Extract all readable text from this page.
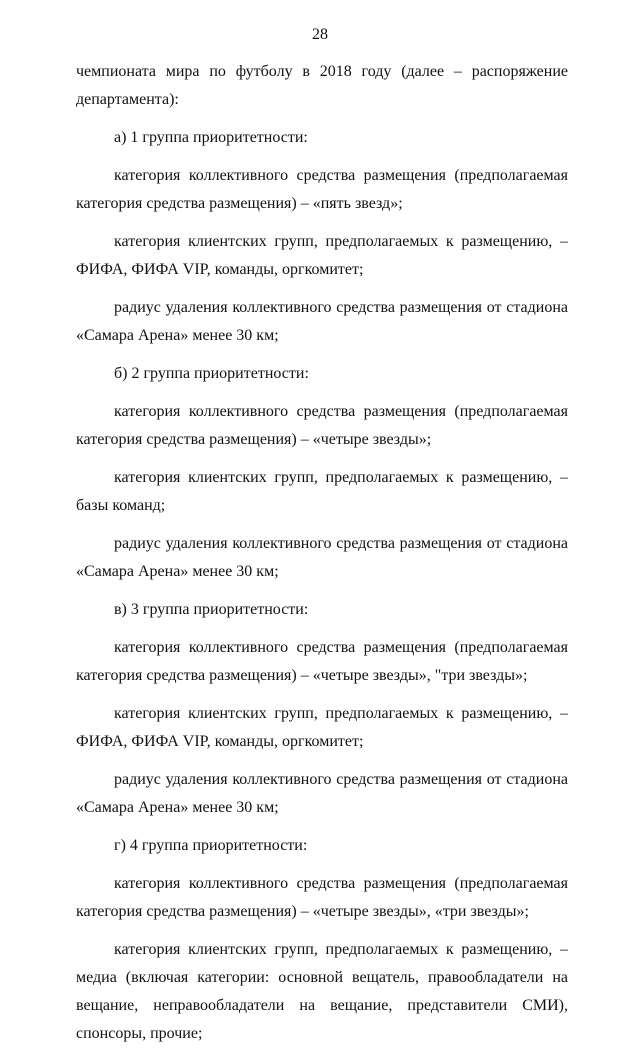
28

чемпионата мира по футболу в 2018 году (далее – распоряжение департамента):

а) 1 группа приоритетности:

категория коллективного средства размещения (предполагаемая категория средства размещения) – «пять звезд»;

категория клиентских групп, предполагаемых к размещению, – ФИФА, ФИФА VIP, команды, оргкомитет;

радиус удаления коллективного средства размещения от стадиона «Самара Арена» менее 30 км;

б) 2 группа приоритетности:

категория коллективного средства размещения (предполагаемая категория средства размещения) – «четыре звезды»;

категория клиентских групп, предполагаемых к размещению, – базы команд;

радиус удаления коллективного средства размещения от стадиона «Самара Арена» менее 30 км;

в) 3 группа приоритетности:

категория коллективного средства размещения (предполагаемая категория средства размещения) – «четыре звезды», "три звезды»;

категория клиентских групп, предполагаемых к размещению, – ФИФА, ФИФА VIP, команды, оргкомитет;

радиус удаления коллективного средства размещения от стадиона «Самара Арена» менее 30 км;

г) 4 группа приоритетности:

категория коллективного средства размещения (предполагаемая категория средства размещения) – «четыре звезды», «три звезды»;

категория клиентских групп, предполагаемых к размещению, – медиа (включая категории: основной вещатель, правообладатели на вещание, неправообладатели на вещание, представители СМИ), спонсоры, прочие;
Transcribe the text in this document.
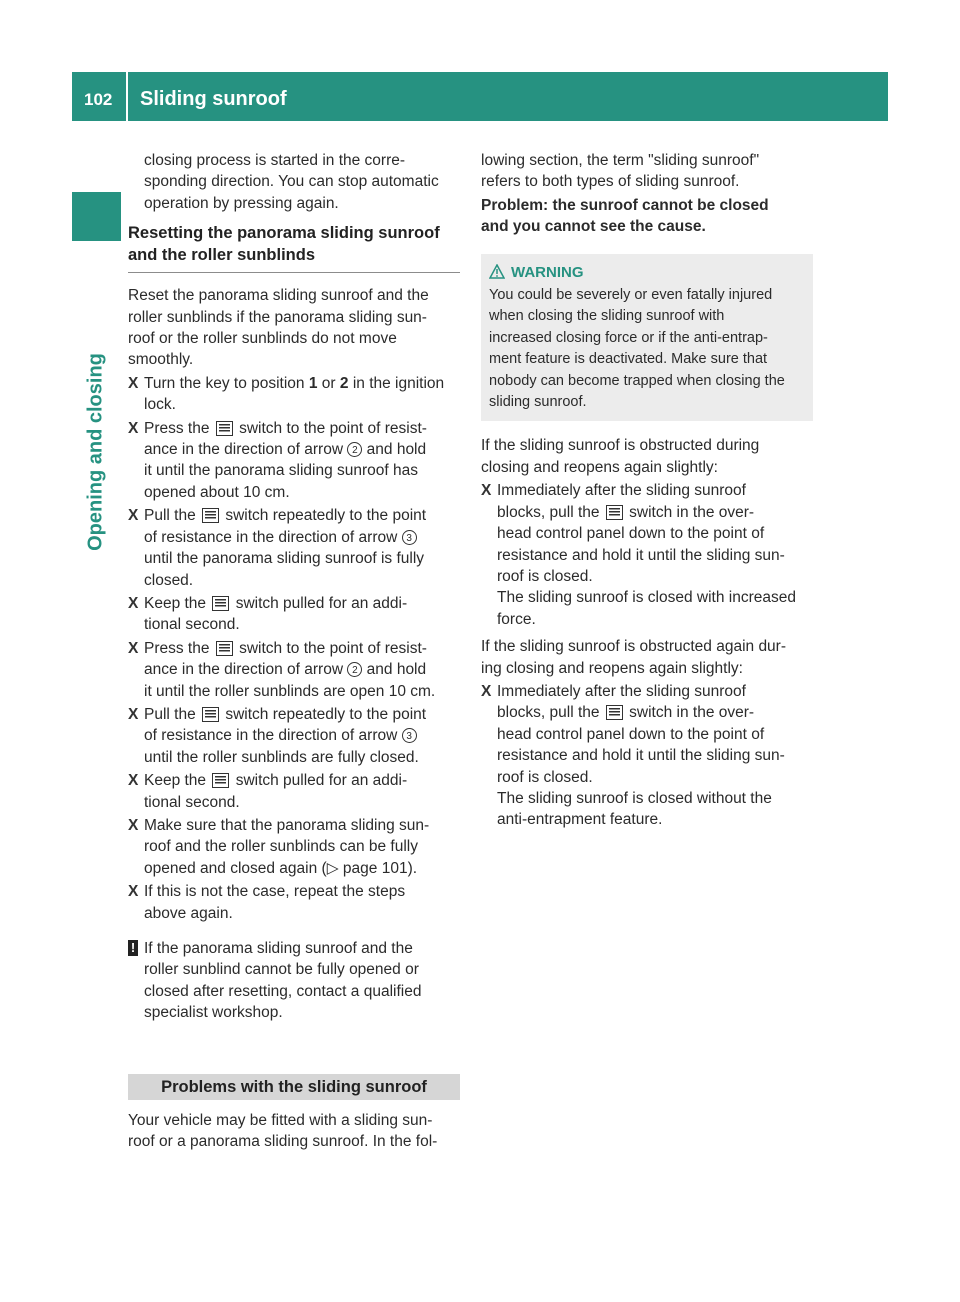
102 Sliding sunroof
Opening and closing

closing process is started in the corre-

sponding direction. You can stop automatic

operation by pressing again.

Resetting the panorama sliding sunroof

and the roller sunblinds

Reset the panorama sliding sunroof and the

roller sunblinds if the panorama sliding sun-

roof or the roller sunblinds do not move

smoothly.

X Turn the key to position 1 or 2 in the ignition

lock.

X Press the switch to the point of resist-

ance in the direction of arrow 2 and hold

it until the panorama sliding sunroof has

opened about 10 cm.

X Pull the switch repeatedly to the point

of resistance in the direction of arrow 3

until the panorama sliding sunroof is fully

closed.

X Keep the switch pulled for an addi-

tional second.

X Press the switch to the point of resist-

ance in the direction of arrow 2 and hold

it until the roller sunblinds are open 10 cm.

X Pull the switch repeatedly to the point

of resistance in the direction of arrow 3

until the roller sunblinds are fully closed.

X Keep the switch pulled for an addi-

tional second.

X Make sure that the panorama sliding sun-

roof and the roller sunblinds can be fully

opened and closed again (▷ page 101).

X If this is not the case, repeat the steps

above again.

! If the panorama sliding sunroof and the

roller sunblind cannot be fully opened or

closed after resetting, contact a qualified

specialist workshop.

Problems with the sliding sunroof

Your vehicle may be fitted with a sliding sun-

roof or a panorama sliding sunroof. In the fol-

lowing section, the term "sliding sunroof"

refers to both types of sliding sunroof.

Problem: the sunroof cannot be closed

and you cannot see the cause.

WARNING

You could be severely or even fatally injured

when closing the sliding sunroof with

increased closing force or if the anti-entrap-

ment feature is deactivated. Make sure that

nobody can become trapped when closing the

sliding sunroof.

If the sliding sunroof is obstructed during

closing and reopens again slightly:

X Immediately after the sliding sunroof

blocks, pull the switch in the over-

head control panel down to the point of

resistance and hold it until the sliding sun-

roof is closed.

The sliding sunroof is closed with increased

force.

If the sliding sunroof is obstructed again dur-

ing closing and reopens again slightly:

X Immediately after the sliding sunroof

blocks, pull the switch in the over-

head control panel down to the point of

resistance and hold it until the sliding sun-

roof is closed.

The sliding sunroof is closed without the

anti-entrapment feature.
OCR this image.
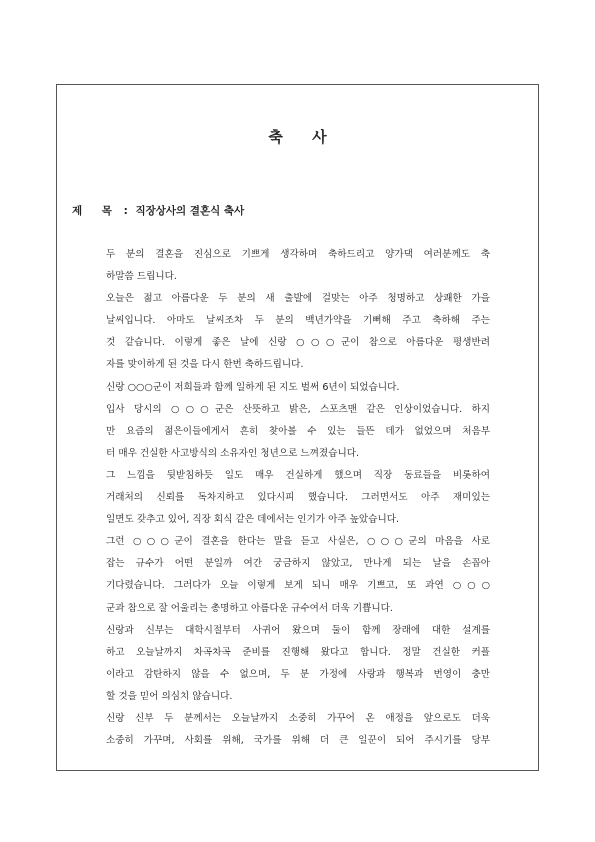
축 사
제 목 : 직장상사의 결혼식 축사
두 분의 결혼을 진심으로 기쁘게 생각하며 축하드리고 양가댁 여러분께도 축
하말씀 드립니다.
오늘은 젊고 아름다운 두 분의 새 출발에 걸맞는 아주 청명하고 상쾌한 가을
날씨입니다. 아마도 날씨조차 두 분의 백년가약을 기뻐해 주고 축하해 주는
것 같습니다. 이렇게 좋은 날에 신랑 ○○○군이 참으로 아름다운 평생반려
자를 맞이하게 된 것을 다시 한번 축하드립니다.
신랑 ○○○군이 저희들과 함께 일하게 된 지도 벌써 6년이 되었습니다.
입사 당시의 ○○○군은 산뜻하고 밝은, 스포츠맨 같은 인상이었습니다. 하지
만 요즘의 젊은이들에게서 흔히 찾아볼 수 있는 들뜬 데가 없었으며 처음부
터 매우 건실한 사고방식의 소유자인 청년으로 느껴졌습니다.
그 느낌을 뒷받침하듯 일도 매우 건실하게 했으며 직장 동료들을 비롯하여
거래처의 신뢰를 독차지하고 있다시피 했습니다. 그러면서도 아주 재미있는
일면도 갖추고 있어, 직장 회식 같은 데에서는 인기가 아주 높았습니다.
그런 ○○○군이 결혼을 한다는 말을 듣고 사실은, ○○○군의 마음을 사로
잡는 규수가 어떤 분일까 여간 궁금하지 않았고, 만나게 되는 날을 손꼽아
기다렸습니다. 그러다가 오늘 이렇게 보게 되니 매우 기쁘고, 또 과연 ○○○
군과 참으로 잘 어울리는 총명하고 아름다운 규수여서 더욱 기쁩니다.
신랑과 신부는 대학시절부터 사귀어 왔으며 둘이 함께 장래에 대한 설계를
하고 오늘날까지 차곡차곡 준비를 진행해 왔다고 합니다. 정말 건실한 커플
이라고 감탄하지 않을 수 없으며, 두 분 가정에 사랑과 행복과 번영이 충만
할 것을 믿어 의심치 않습니다.
신랑 신부 두 분께서는 오늘날까지 소중히 가꾸어 온 애정을 앞으로도 더욱
소중히 가꾸며, 사회를 위해, 국가를 위해 더 큰 일꾼이 되어 주시기를 당부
──────────────────────────────
-- TO BE DONE --
Determine how many of the lines above hold the word "until", and output that number by itself.

-- EXERCISE SOLUTION --
6